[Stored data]
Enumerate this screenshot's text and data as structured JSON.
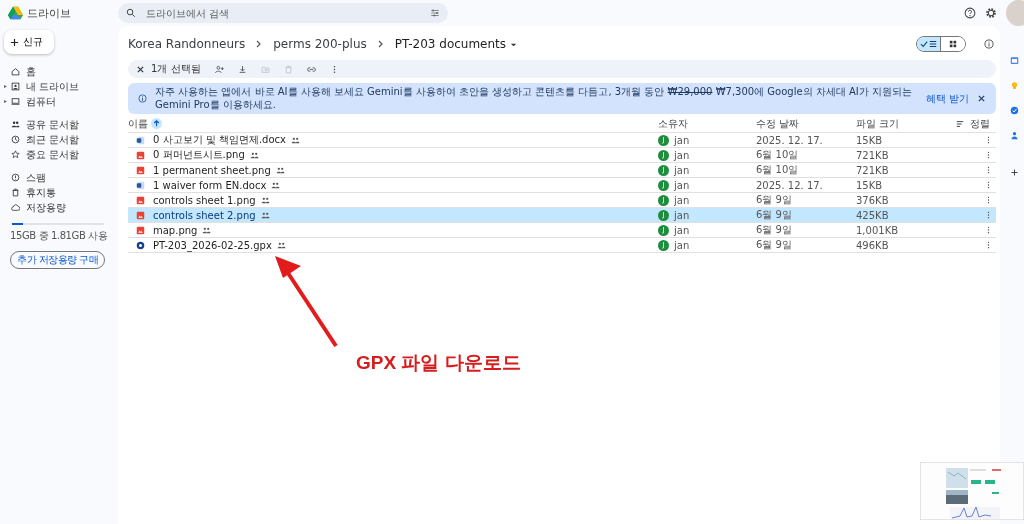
{
  "app": {
    "title": "드라이브"
  },
  "search": {
    "placeholder": "드라이브에서 검색"
  },
  "new_button": {
    "label": "신규"
  },
  "sidebar": {
    "sections": [
      {
        "items": [
          {
            "kind": "home",
            "label": "홈",
            "expandable": false
          },
          {
            "kind": "drive",
            "label": "내 드라이브",
            "expandable": true
          },
          {
            "kind": "computer",
            "label": "컴퓨터",
            "expandable": true
          }
        ]
      },
      {
        "items": [
          {
            "kind": "shared",
            "label": "공유 문서함",
            "expandable": false
          },
          {
            "kind": "recent",
            "label": "최근 문서함",
            "expandable": false
          },
          {
            "kind": "starred",
            "label": "중요 문서함",
            "expandable": false
          }
        ]
      },
      {
        "items": [
          {
            "kind": "spam",
            "label": "스팸",
            "expandable": false
          },
          {
            "kind": "trash",
            "label": "휴지통",
            "expandable": false
          },
          {
            "kind": "storage",
            "label": "저장용량",
            "expandable": false
          }
        ]
      }
    ],
    "storage": {
      "level": 0.12,
      "text": "15GB 중 1.81GB 사용"
    },
    "buy_button": "추가 저장용량 구매"
  },
  "breadcrumb": [
    {
      "label": "Korea Randonneurs"
    },
    {
      "label": "perms 200-plus"
    },
    {
      "label": "PT-203 documents"
    }
  ],
  "views": [
    {
      "kind": "list",
      "selected": true
    },
    {
      "kind": "grid",
      "selected": false
    }
  ],
  "toolbar": {
    "selection": "1개 선택됨",
    "actions": [
      {
        "kind": "share",
        "disabled": false
      },
      {
        "kind": "download",
        "disabled": false
      },
      {
        "kind": "move",
        "disabled": true
      },
      {
        "kind": "trash",
        "disabled": true
      },
      {
        "kind": "link",
        "disabled": false
      },
      {
        "kind": "more",
        "disabled": false
      }
    ]
  },
  "banner": {
    "parts": [
      {
        "kind": "plain",
        "text": "자주 사용하는 앱에서 바로 AI를 사용해 보세요 Gemini를 사용하여 초안을 생성하고 콘텐츠를 다듬고, 3개월 동안 "
      },
      {
        "kind": "struck",
        "text": "₩29,000"
      },
      {
        "kind": "plain",
        "text": " ₩7,300에 Google의 차세대 AI가 지원되는 Gemini Pro를 이용하세요."
      }
    ],
    "action": "혜택 받기"
  },
  "table": {
    "columns": [
      "이름",
      "소유자",
      "수정 날짜",
      "파일 크기"
    ],
    "sort_label": "정렬",
    "rows": [
      {
        "kind": "docx",
        "name": "0 사고보기 및 책임면제.docx",
        "owner": "jan",
        "avatar": "J",
        "modified": "2025. 12. 17.",
        "size": "15KB",
        "selected": false
      },
      {
        "kind": "png",
        "name": "0 퍼머넌트시트.png",
        "owner": "jan",
        "avatar": "J",
        "modified": "6월 10일",
        "size": "721KB",
        "selected": false
      },
      {
        "kind": "png",
        "name": "1 permanent sheet.png",
        "owner": "jan",
        "avatar": "J",
        "modified": "6월 10일",
        "size": "721KB",
        "selected": false
      },
      {
        "kind": "docx",
        "name": "1 waiver form EN.docx",
        "owner": "jan",
        "avatar": "J",
        "modified": "2025. 12. 17.",
        "size": "15KB",
        "selected": false
      },
      {
        "kind": "png",
        "name": "controls sheet 1.png",
        "owner": "jan",
        "avatar": "J",
        "modified": "6월 9일",
        "size": "376KB",
        "selected": false
      },
      {
        "kind": "png",
        "name": "controls sheet 2.png",
        "owner": "jan",
        "avatar": "J",
        "modified": "6월 9일",
        "size": "425KB",
        "selected": true
      },
      {
        "kind": "png",
        "name": "map.png",
        "owner": "jan",
        "avatar": "J",
        "modified": "6월 9일",
        "size": "1,001KB",
        "selected": false
      },
      {
        "kind": "gpx",
        "name": "PT-203_2026-02-25.gpx",
        "owner": "jan",
        "avatar": "J",
        "modified": "6월 9일",
        "size": "496KB",
        "selected": false
      }
    ]
  },
  "annotation": {
    "label": "GPX 파일 다운로드"
  },
  "rail": [
    {
      "kind": "calendar"
    },
    {
      "kind": "keep"
    },
    {
      "kind": "tasks"
    },
    {
      "kind": "contacts"
    },
    {
      "kind": "add"
    }
  ]
}
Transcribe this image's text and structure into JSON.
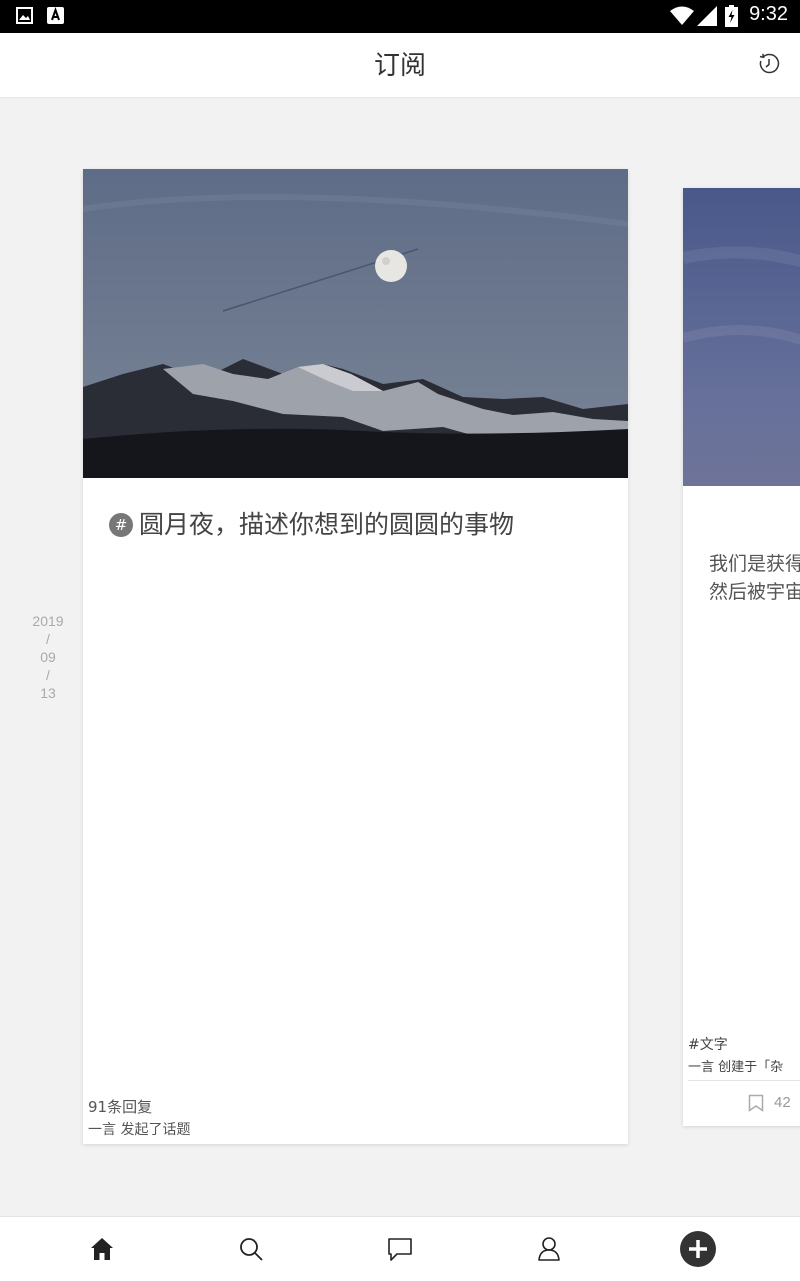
{
  "status_bar": {
    "time": "9:32",
    "icons": [
      "image-icon",
      "app-icon",
      "wifi-icon",
      "signal-icon",
      "battery-icon"
    ]
  },
  "header": {
    "title": "订阅",
    "right_icon": "history-icon"
  },
  "date": {
    "year": "2019",
    "sep1": "/",
    "month": "09",
    "sep2": "/",
    "day": "13"
  },
  "topic_card": {
    "image": "moon-over-mountains",
    "hash": "#",
    "title": "圆月夜，描述你想到的圆圆的事物",
    "replies": "91条回复",
    "creator": "一言 发起了话题"
  },
  "next_card": {
    "line1": "我们是获得",
    "line2": "然后被宇宙",
    "tag": "#文字",
    "meta": "一言 创建于「杂",
    "bookmark_count": "42"
  },
  "bottom_nav": [
    {
      "icon": "home-icon"
    },
    {
      "icon": "search-icon"
    },
    {
      "icon": "chat-icon"
    },
    {
      "icon": "user-icon"
    },
    {
      "icon": "add-icon"
    }
  ],
  "colors": {
    "accent": "#333333",
    "background": "#f2f2f2"
  }
}
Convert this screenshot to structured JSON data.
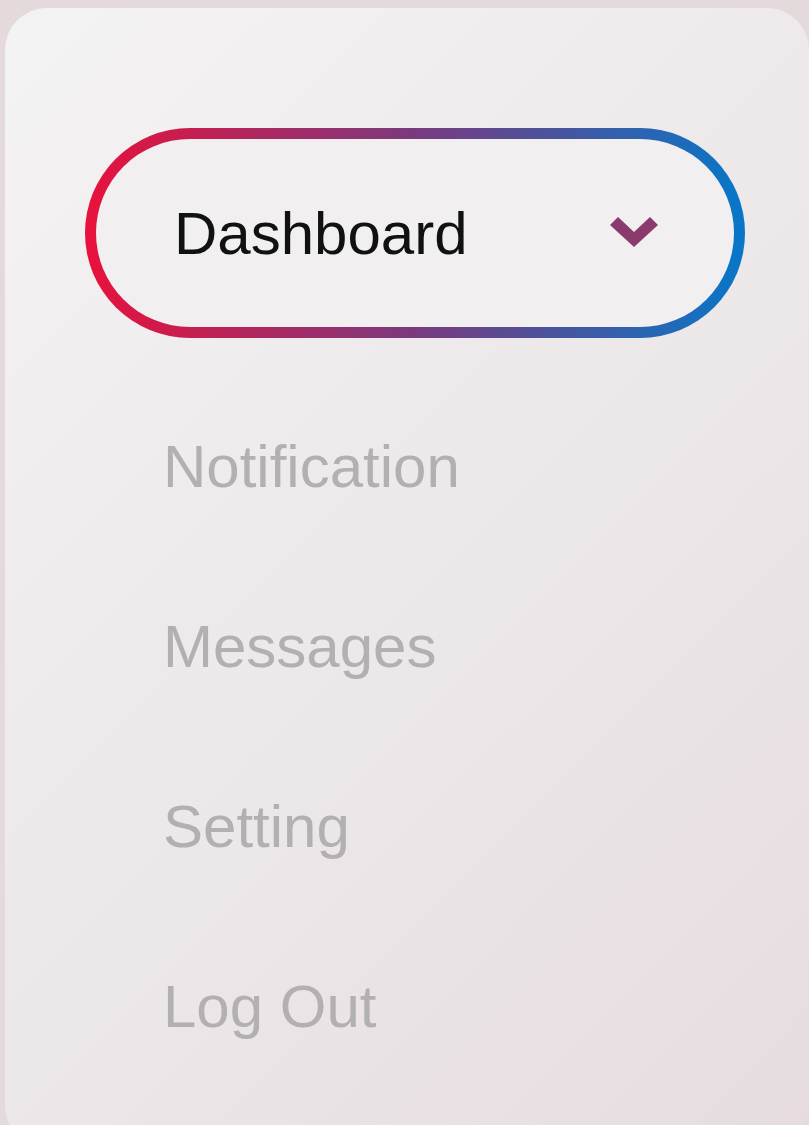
{
  "menu": {
    "items": [
      {
        "label": "Dashboard",
        "selected": true
      },
      {
        "label": "Notification",
        "selected": false
      },
      {
        "label": "Messages",
        "selected": false
      },
      {
        "label": "Setting",
        "selected": false
      },
      {
        "label": "Log Out",
        "selected": false
      }
    ]
  }
}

Task to complete —
Repeat the data above exactly, but not the pictures.

Right answer —
Enumerate this screenshot's text and data as structured JSON.
{
  "app": {
    "title": "드라이브"
  },
  "search": {
    "placeholder": "드라이브에서 검색"
  },
  "new_button": {
    "label": "신규"
  },
  "sidebar": {
    "sections": [
      {
        "items": [
          {
            "kind": "home",
            "label": "홈",
            "expandable": false
          },
          {
            "kind": "drive",
            "label": "내 드라이브",
            "expandable": true
          },
          {
            "kind": "computer",
            "label": "컴퓨터",
            "expandable": true
          }
        ]
      },
      {
        "items": [
          {
            "kind": "shared",
            "label": "공유 문서함",
            "expandable": false
          },
          {
            "kind": "recent",
            "label": "최근 문서함",
            "expandable": false
          },
          {
            "kind": "starred",
            "label": "중요 문서함",
            "expandable": false
          }
        ]
      },
      {
        "items": [
          {
            "kind": "spam",
            "label": "스팸",
            "expandable": false
          },
          {
            "kind": "trash",
            "label": "휴지통",
            "expandable": false
          },
          {
            "kind": "storage",
            "label": "저장용량",
            "expandable": false
          }
        ]
      }
    ],
    "storage": {
      "level": 0.12,
      "text": "15GB 중 1.81GB 사용"
    },
    "buy_button": "추가 저장용량 구매"
  },
  "breadcrumb": [
    {
      "label": "Korea Randonneurs"
    },
    {
      "label": "perms 200-plus"
    },
    {
      "label": "PT-203 documents"
    }
  ],
  "views": [
    {
      "kind": "list",
      "selected": true
    },
    {
      "kind": "grid",
      "selected": false
    }
  ],
  "toolbar": {
    "selection": "1개 선택됨",
    "actions": [
      {
        "kind": "share",
        "disabled": false
      },
      {
        "kind": "download",
        "disabled": false
      },
      {
        "kind": "move",
        "disabled": true
      },
      {
        "kind": "trash",
        "disabled": true
      },
      {
        "kind": "link",
        "disabled": false
      },
      {
        "kind": "more",
        "disabled": false
      }
    ]
  },
  "banner": {
    "parts": [
      {
        "kind": "plain",
        "text": "자주 사용하는 앱에서 바로 AI를 사용해 보세요 Gemini를 사용하여 초안을 생성하고 콘텐츠를 다듬고, 3개월 동안 "
      },
      {
        "kind": "struck",
        "text": "₩29,000"
      },
      {
        "kind": "plain",
        "text": " ₩7,300에 Google의 차세대 AI가 지원되는 Gemini Pro를 이용하세요."
      }
    ],
    "action": "혜택 받기"
  },
  "table": {
    "columns": [
      "이름",
      "소유자",
      "수정 날짜",
      "파일 크기"
    ],
    "sort_label": "정렬",
    "rows": [
      {
        "kind": "docx",
        "name": "0 사고보기 및 책임면제.docx",
        "owner": "jan",
        "avatar": "J",
        "modified": "2025. 12. 17.",
        "size": "15KB",
        "selected": false
      },
      {
        "kind": "png",
        "name": "0 퍼머넌트시트.png",
        "owner": "jan",
        "avatar": "J",
        "modified": "6월 10일",
        "size": "721KB",
        "selected": false
      },
      {
        "kind": "png",
        "name": "1 permanent sheet.png",
        "owner": "jan",
        "avatar": "J",
        "modified": "6월 10일",
        "size": "721KB",
        "selected": false
      },
      {
        "kind": "docx",
        "name": "1 waiver form EN.docx",
        "owner": "jan",
        "avatar": "J",
        "modified": "2025. 12. 17.",
        "size": "15KB",
        "selected": false
      },
      {
        "kind": "png",
        "name": "controls sheet 1.png",
        "owner": "jan",
        "avatar": "J",
        "modified": "6월 9일",
        "size": "376KB",
        "selected": false
      },
      {
        "kind": "png",
        "name": "controls sheet 2.png",
        "owner": "jan",
        "avatar": "J",
        "modified": "6월 9일",
        "size": "425KB",
        "selected": true
      },
      {
        "kind": "png",
        "name": "map.png",
        "owner": "jan",
        "avatar": "J",
        "modified": "6월 9일",
        "size": "1,001KB",
        "selected": false
      },
      {
        "kind": "gpx",
        "name": "PT-203_2026-02-25.gpx",
        "owner": "jan",
        "avatar": "J",
        "modified": "6월 9일",
        "size": "496KB",
        "selected": false
      }
    ]
  },
  "annotation": {
    "label": "GPX 파일 다운로드"
  },
  "rail": [
    {
      "kind": "calendar"
    },
    {
      "kind": "keep"
    },
    {
      "kind": "tasks"
    },
    {
      "kind": "contacts"
    },
    {
      "kind": "add"
    }
  ]
}
Transcribe this image's text and structure into JSON.
{
  "status_bar": {
    "time": "9:32",
    "icons": [
      "image-icon",
      "app-icon",
      "wifi-icon",
      "signal-icon",
      "battery-icon"
    ]
  },
  "header": {
    "title": "订阅",
    "right_icon": "history-icon"
  },
  "date": {
    "year": "2019",
    "sep1": "/",
    "month": "09",
    "sep2": "/",
    "day": "13"
  },
  "topic_card": {
    "image": "moon-over-mountains",
    "hash": "#",
    "title": "圆月夜，描述你想到的圆圆的事物",
    "replies": "91条回复",
    "creator": "一言 发起了话题"
  },
  "next_card": {
    "line1": "我们是获得",
    "line2": "然后被宇宙",
    "tag": "#文字",
    "meta": "一言 创建于「杂",
    "bookmark_count": "42"
  },
  "bottom_nav": [
    {
      "icon": "home-icon"
    },
    {
      "icon": "search-icon"
    },
    {
      "icon": "chat-icon"
    },
    {
      "icon": "user-icon"
    },
    {
      "icon": "add-icon"
    }
  ],
  "colors": {
    "accent": "#333333",
    "background": "#f2f2f2"
  }
}
Convert this screenshot to structured JSON data.
{
  "menu": {
    "items": [
      {
        "label": "Dashboard",
        "selected": true
      },
      {
        "label": "Notification",
        "selected": false
      },
      {
        "label": "Messages",
        "selected": false
      },
      {
        "label": "Setting",
        "selected": false
      },
      {
        "label": "Log Out",
        "selected": false
      }
    ]
  }
}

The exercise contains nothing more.